=== Problem details ===
Isolate every line in the data with the string "измеренная" and copy it.

=== Records for the exercise ===

-=-=-

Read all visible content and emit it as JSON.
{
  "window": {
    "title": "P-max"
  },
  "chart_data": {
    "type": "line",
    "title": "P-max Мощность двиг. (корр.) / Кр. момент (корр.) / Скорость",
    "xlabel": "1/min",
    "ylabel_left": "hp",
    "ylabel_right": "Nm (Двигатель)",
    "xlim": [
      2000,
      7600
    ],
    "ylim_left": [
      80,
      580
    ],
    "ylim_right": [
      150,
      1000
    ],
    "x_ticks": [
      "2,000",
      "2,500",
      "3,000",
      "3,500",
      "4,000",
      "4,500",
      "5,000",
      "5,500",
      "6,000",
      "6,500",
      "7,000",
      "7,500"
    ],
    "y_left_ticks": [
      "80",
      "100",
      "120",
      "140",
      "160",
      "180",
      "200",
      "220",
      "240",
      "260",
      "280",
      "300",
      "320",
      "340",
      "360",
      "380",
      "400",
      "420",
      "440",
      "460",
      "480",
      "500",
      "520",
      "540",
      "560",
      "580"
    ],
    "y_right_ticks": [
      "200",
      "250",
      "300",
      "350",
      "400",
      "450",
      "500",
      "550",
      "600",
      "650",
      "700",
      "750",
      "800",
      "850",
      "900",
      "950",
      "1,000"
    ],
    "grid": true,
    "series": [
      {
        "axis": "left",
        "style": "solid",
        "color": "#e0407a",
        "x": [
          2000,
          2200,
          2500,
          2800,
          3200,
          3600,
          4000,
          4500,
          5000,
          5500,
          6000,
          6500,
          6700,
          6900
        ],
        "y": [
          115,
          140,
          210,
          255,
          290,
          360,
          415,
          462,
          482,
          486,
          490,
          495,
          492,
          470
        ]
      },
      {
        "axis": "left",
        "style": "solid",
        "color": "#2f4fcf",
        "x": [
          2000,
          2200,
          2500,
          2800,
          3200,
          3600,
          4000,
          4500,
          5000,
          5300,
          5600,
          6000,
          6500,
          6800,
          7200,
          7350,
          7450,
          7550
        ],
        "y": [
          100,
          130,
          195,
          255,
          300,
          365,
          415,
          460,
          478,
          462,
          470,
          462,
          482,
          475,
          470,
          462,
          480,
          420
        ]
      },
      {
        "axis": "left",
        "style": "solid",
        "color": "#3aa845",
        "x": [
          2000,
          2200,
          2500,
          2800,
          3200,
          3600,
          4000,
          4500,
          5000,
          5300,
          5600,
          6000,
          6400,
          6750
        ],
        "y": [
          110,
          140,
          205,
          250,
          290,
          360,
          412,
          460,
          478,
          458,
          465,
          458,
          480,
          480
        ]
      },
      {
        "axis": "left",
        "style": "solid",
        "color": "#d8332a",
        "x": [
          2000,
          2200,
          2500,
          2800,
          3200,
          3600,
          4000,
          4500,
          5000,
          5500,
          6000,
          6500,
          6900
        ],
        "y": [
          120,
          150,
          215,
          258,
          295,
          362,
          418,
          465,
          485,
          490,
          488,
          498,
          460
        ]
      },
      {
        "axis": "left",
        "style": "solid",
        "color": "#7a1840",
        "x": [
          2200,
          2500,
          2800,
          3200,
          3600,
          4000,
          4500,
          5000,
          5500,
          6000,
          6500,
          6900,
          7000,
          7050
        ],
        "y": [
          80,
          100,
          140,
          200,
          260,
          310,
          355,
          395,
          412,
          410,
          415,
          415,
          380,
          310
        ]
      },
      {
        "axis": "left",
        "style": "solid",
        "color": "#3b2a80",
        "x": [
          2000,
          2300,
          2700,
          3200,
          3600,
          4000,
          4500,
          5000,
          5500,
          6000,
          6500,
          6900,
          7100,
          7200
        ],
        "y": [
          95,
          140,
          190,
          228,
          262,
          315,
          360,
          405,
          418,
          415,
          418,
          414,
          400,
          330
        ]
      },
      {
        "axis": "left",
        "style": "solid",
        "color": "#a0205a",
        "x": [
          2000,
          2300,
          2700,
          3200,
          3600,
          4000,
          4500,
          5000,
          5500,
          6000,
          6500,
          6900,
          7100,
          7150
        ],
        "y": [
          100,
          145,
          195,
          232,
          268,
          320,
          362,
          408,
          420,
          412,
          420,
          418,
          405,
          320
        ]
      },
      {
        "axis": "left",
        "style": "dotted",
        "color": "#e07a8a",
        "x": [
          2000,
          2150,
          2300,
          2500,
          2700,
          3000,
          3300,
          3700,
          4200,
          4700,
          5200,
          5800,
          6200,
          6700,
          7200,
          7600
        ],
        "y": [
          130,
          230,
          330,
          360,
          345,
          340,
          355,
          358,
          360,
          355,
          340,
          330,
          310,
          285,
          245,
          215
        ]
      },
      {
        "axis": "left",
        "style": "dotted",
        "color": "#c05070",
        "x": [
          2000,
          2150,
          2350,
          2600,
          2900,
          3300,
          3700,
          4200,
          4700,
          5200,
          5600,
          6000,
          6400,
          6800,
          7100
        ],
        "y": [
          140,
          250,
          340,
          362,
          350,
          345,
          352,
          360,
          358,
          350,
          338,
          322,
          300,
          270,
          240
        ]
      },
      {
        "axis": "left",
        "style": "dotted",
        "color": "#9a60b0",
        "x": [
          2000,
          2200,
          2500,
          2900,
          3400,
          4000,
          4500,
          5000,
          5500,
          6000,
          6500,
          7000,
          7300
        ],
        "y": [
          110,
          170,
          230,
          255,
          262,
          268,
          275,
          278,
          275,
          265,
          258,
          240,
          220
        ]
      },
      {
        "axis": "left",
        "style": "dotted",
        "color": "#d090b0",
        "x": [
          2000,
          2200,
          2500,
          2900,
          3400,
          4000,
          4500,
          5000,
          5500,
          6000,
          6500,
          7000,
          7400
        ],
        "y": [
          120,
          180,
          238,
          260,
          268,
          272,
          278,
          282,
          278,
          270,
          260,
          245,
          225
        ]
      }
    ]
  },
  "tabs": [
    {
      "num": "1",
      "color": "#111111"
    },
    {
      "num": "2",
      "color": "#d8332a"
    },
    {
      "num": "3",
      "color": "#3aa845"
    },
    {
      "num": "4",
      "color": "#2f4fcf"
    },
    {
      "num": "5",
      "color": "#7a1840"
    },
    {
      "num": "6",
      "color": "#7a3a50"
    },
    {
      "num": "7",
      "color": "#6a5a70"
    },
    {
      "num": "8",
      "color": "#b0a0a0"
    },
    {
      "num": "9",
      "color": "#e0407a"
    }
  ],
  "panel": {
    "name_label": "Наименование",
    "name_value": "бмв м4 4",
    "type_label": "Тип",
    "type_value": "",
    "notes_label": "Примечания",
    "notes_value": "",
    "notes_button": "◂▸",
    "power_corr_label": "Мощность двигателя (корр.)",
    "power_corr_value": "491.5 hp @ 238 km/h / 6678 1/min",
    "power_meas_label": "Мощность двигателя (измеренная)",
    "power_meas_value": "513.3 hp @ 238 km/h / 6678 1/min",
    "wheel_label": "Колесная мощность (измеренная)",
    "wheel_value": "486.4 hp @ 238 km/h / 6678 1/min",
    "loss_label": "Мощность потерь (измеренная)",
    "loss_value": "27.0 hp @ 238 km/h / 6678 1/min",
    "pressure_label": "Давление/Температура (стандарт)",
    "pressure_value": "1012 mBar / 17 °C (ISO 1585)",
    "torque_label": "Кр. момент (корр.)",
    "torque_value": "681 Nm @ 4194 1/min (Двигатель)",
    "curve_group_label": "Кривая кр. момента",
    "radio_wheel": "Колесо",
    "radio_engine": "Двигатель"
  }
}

-=-=-

=== Solution to the exercise ===
    "power_meas_label": "Мощность двигателя (измеренная)",
    "wheel_label": "Колесная мощность (измеренная)",
    "loss_label": "Мощность потерь (измеренная)",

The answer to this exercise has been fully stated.